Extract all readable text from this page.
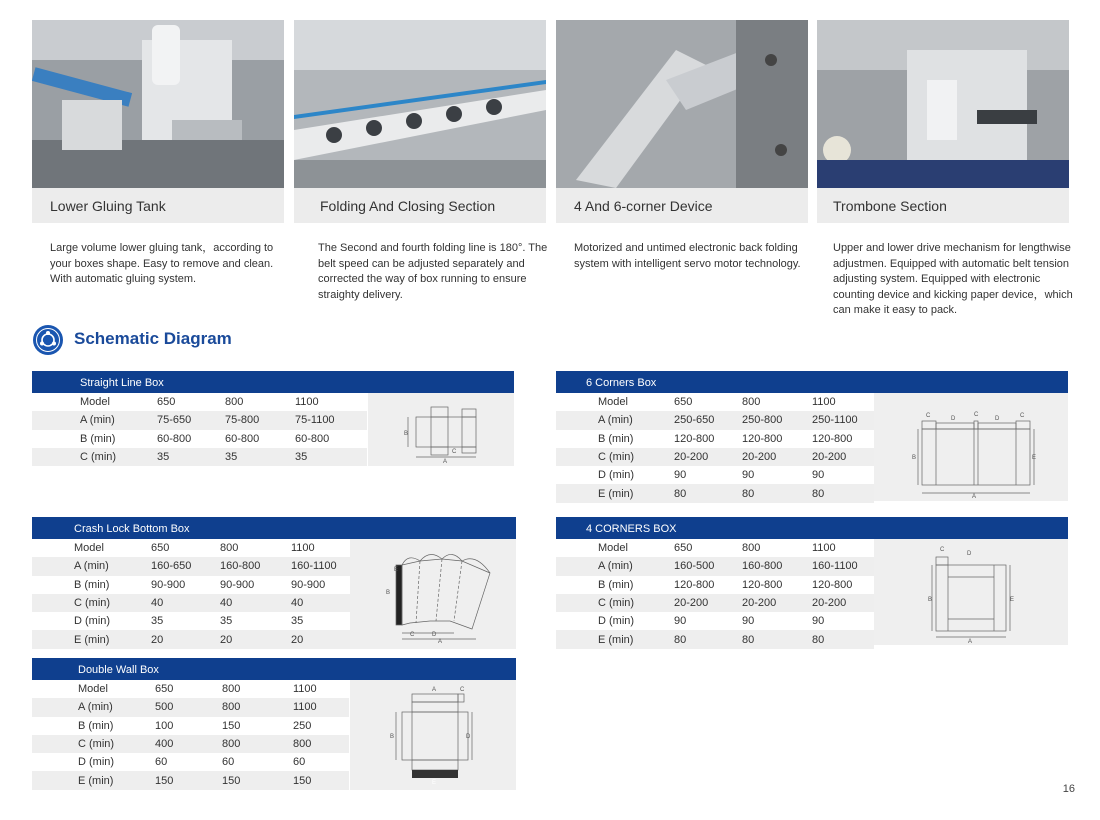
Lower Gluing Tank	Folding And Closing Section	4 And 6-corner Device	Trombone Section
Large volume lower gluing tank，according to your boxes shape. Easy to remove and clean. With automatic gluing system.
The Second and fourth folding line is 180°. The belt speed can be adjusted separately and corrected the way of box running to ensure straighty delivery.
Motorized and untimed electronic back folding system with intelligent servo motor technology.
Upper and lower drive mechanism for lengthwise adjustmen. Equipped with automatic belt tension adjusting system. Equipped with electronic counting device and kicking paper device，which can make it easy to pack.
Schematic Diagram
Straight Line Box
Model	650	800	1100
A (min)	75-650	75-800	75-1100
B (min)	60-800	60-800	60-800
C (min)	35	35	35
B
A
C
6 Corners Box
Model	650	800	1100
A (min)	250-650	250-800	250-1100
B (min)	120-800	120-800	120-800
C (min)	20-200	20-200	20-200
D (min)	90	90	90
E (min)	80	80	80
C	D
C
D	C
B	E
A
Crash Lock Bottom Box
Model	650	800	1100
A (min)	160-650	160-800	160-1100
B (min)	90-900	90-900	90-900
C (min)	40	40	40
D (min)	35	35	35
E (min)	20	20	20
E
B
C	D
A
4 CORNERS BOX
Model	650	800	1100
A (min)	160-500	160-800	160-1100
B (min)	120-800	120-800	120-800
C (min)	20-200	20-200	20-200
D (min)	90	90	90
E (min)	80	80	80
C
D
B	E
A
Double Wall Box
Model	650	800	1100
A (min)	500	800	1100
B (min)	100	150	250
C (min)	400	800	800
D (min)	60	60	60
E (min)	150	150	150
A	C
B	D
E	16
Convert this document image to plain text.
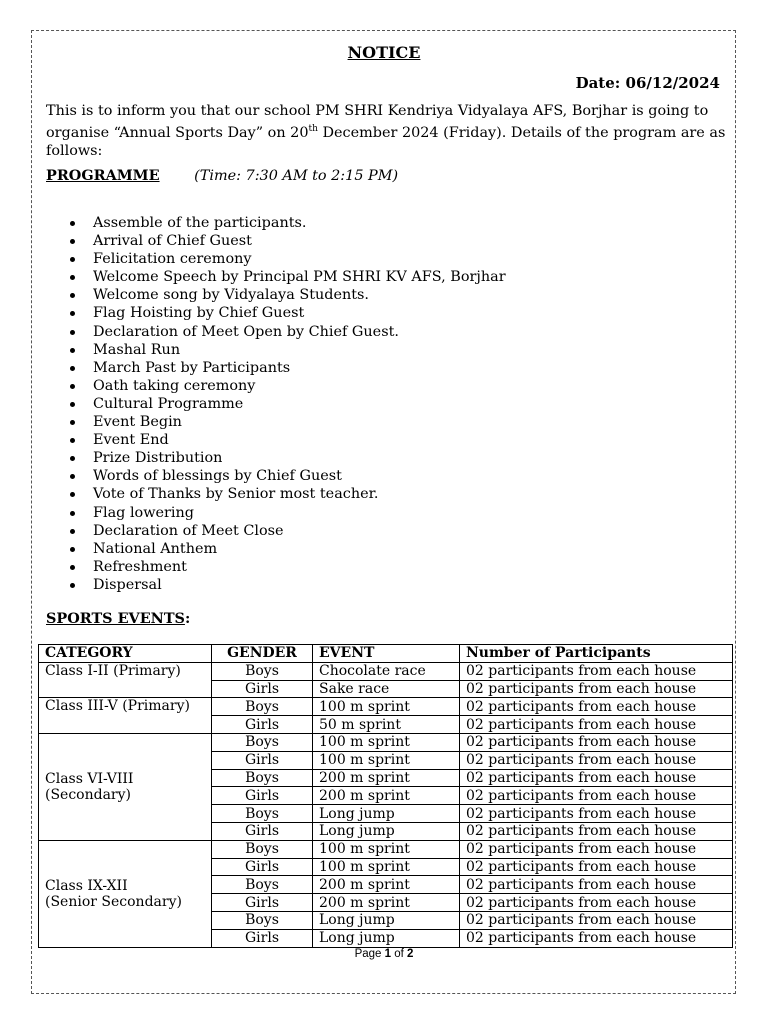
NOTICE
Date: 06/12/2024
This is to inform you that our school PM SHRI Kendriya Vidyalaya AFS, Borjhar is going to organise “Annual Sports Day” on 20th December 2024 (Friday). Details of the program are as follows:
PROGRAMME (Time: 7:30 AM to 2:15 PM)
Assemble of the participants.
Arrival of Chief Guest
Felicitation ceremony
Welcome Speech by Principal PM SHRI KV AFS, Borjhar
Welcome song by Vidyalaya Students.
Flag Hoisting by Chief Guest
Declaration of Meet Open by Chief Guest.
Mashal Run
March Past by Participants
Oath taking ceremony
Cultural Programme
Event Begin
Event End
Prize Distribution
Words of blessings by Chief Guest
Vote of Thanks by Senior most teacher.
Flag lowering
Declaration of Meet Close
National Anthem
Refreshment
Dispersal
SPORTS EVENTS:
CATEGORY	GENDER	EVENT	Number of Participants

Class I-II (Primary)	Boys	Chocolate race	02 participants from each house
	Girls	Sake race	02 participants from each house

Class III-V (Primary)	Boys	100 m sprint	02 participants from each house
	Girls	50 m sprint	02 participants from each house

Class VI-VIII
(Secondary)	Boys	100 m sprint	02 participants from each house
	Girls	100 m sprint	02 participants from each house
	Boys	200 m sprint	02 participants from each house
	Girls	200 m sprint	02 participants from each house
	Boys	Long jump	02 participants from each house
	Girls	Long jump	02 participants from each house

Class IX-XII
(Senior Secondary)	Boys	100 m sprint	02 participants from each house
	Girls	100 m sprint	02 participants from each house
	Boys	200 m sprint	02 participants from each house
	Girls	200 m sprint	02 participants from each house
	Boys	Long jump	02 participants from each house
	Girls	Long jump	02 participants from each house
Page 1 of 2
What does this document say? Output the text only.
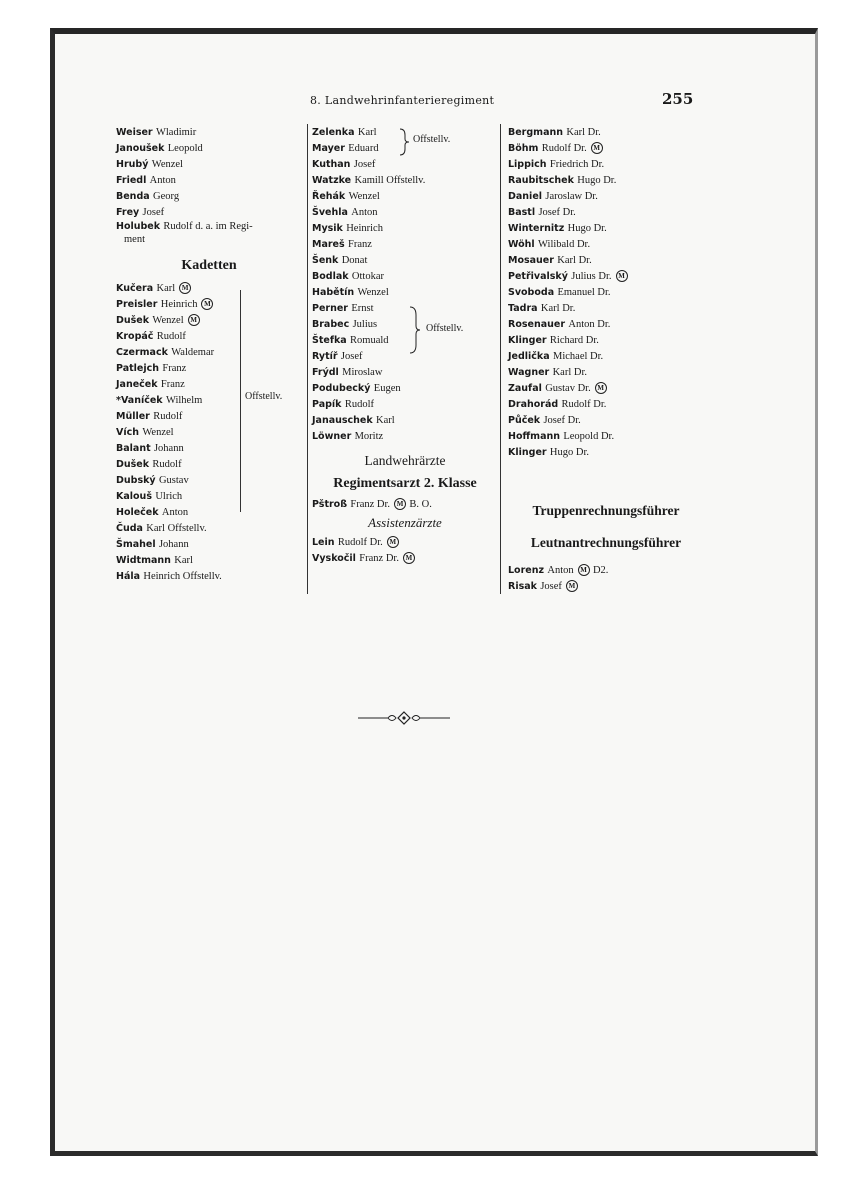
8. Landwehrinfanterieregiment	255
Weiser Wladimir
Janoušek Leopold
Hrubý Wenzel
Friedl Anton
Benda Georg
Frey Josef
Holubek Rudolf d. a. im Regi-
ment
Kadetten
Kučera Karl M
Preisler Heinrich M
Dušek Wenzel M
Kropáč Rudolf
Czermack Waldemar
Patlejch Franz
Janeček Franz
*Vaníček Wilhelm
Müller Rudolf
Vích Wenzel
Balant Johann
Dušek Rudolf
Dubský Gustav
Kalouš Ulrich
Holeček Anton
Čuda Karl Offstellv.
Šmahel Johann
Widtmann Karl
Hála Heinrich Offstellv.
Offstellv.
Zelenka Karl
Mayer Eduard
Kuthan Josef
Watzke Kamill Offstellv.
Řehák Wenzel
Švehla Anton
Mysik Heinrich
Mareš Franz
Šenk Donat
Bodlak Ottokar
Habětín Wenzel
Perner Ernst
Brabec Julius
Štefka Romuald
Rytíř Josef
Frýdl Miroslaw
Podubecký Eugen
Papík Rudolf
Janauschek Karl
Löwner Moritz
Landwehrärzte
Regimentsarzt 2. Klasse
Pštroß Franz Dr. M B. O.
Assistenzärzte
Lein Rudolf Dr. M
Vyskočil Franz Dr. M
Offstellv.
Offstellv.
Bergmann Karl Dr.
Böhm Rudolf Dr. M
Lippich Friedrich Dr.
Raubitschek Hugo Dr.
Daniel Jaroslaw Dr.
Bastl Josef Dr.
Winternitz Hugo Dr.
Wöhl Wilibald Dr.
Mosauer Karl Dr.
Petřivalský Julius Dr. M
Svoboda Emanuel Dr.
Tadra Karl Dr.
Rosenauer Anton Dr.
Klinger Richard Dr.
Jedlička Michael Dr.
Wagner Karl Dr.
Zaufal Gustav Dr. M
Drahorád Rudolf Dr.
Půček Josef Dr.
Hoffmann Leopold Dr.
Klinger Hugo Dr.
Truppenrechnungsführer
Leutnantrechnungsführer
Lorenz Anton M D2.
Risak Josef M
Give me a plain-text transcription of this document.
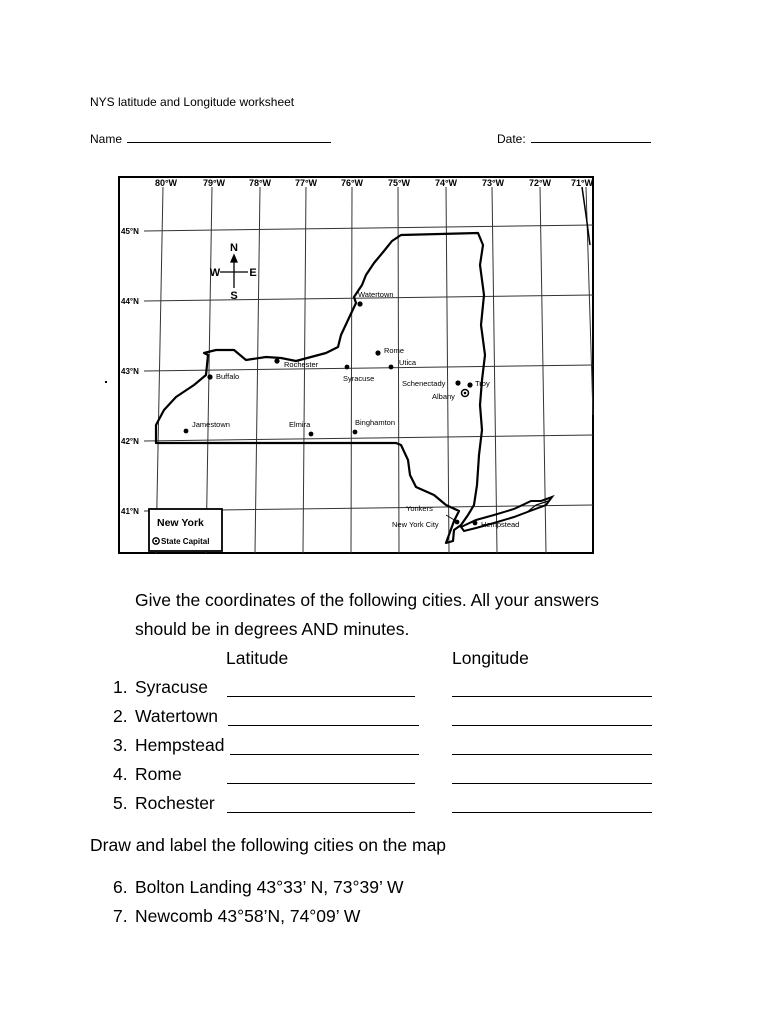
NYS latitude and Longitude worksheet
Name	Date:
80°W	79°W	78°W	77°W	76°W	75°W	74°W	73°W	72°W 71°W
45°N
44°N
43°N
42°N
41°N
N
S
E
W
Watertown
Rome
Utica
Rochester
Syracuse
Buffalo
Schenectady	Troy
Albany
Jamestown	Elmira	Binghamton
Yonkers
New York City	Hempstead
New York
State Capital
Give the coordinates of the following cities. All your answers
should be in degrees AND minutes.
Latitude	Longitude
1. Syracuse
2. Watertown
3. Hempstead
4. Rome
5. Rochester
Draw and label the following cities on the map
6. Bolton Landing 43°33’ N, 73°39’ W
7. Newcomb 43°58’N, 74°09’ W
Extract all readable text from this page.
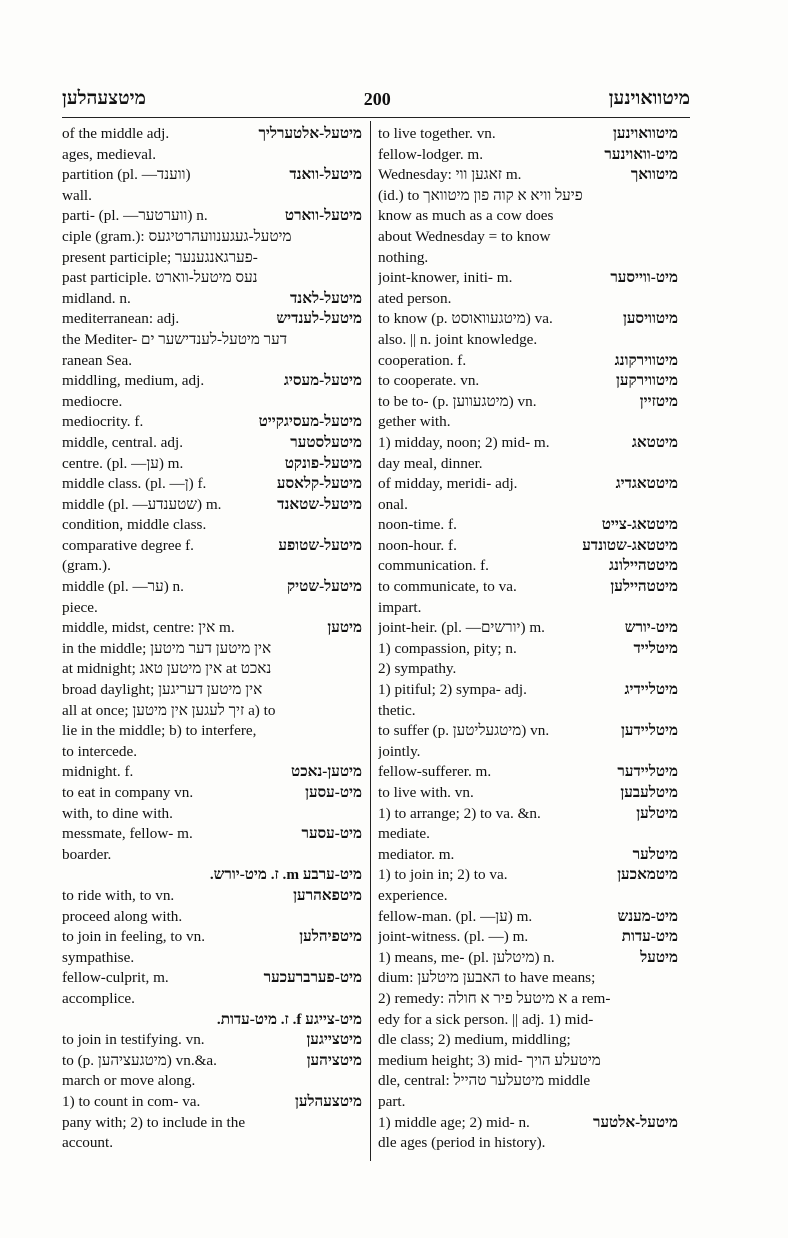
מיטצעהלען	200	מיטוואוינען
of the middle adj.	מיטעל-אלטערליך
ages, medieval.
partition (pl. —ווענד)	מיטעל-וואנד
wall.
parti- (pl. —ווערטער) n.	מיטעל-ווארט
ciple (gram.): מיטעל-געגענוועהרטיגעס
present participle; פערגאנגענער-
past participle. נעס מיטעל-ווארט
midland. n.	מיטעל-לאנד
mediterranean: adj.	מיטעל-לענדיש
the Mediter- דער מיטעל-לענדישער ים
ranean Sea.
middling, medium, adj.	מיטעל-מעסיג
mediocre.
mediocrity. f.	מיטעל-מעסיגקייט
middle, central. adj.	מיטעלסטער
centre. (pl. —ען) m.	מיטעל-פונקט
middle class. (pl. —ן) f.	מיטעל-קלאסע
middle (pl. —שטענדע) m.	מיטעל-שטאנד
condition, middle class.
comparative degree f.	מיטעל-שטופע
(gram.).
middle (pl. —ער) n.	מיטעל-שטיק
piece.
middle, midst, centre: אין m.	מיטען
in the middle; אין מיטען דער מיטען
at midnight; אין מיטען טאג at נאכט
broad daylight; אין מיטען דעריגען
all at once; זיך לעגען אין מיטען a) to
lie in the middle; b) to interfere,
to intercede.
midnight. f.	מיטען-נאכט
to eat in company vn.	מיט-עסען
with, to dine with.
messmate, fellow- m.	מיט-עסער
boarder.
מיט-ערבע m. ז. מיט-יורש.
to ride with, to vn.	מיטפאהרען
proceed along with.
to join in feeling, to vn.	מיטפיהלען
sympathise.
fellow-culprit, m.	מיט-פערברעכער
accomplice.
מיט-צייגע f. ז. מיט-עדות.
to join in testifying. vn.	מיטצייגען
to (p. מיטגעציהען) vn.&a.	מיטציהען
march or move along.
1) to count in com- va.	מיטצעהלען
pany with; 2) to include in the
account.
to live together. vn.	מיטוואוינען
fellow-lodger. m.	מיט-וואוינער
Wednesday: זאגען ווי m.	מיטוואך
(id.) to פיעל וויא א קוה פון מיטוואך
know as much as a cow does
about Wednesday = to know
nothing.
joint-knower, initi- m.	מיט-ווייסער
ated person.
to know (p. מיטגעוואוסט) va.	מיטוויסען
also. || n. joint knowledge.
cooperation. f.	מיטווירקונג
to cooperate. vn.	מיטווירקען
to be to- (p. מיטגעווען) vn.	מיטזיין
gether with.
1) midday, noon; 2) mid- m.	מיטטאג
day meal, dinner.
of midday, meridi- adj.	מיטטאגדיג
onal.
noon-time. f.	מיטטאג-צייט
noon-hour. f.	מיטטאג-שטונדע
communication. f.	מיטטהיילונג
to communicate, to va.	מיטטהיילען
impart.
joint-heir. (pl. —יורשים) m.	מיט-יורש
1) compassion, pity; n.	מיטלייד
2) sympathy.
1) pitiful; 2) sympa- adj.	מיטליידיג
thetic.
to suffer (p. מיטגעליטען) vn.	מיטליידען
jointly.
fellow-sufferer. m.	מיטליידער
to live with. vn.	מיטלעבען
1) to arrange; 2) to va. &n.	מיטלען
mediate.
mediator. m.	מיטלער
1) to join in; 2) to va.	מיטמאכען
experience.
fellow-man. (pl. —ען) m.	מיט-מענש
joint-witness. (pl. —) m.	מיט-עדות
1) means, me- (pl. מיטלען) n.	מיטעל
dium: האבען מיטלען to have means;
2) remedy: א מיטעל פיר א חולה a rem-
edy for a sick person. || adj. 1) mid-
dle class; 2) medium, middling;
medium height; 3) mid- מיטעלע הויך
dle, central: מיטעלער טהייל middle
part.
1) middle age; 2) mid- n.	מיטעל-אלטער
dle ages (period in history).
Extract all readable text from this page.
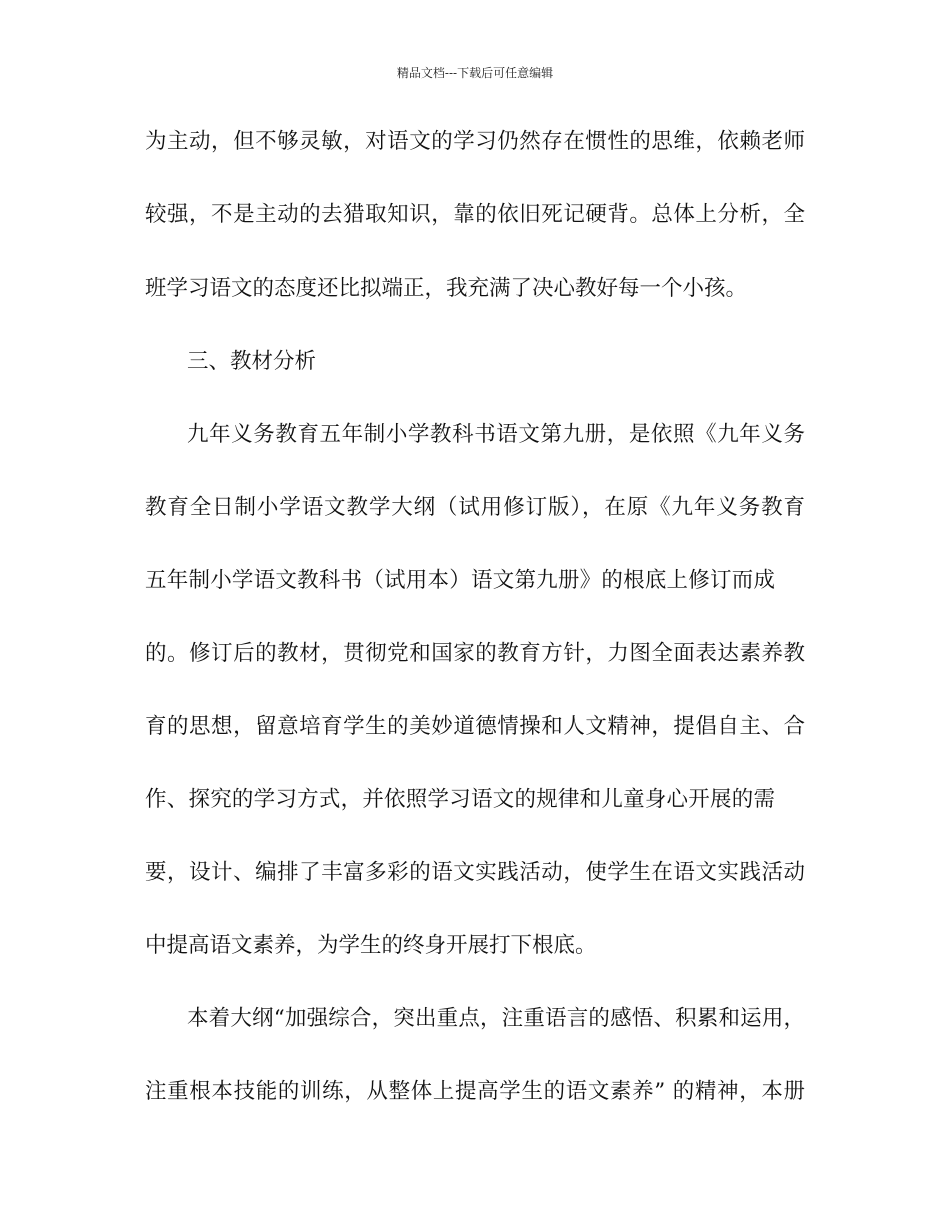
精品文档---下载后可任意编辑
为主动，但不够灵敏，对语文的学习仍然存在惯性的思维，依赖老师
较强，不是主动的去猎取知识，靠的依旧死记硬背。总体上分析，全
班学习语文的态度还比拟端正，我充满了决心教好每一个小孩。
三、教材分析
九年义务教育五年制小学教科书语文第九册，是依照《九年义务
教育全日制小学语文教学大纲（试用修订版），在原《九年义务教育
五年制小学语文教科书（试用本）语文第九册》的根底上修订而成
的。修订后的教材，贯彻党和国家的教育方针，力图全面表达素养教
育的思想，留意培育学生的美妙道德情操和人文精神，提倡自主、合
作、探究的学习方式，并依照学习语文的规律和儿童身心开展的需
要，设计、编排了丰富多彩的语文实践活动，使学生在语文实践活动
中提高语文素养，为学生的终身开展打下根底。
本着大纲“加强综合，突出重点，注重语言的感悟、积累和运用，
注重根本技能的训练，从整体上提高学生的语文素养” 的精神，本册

Given instruction
How many of the lines above include the string "fellow"? Reply with the number by itself.

Reply
5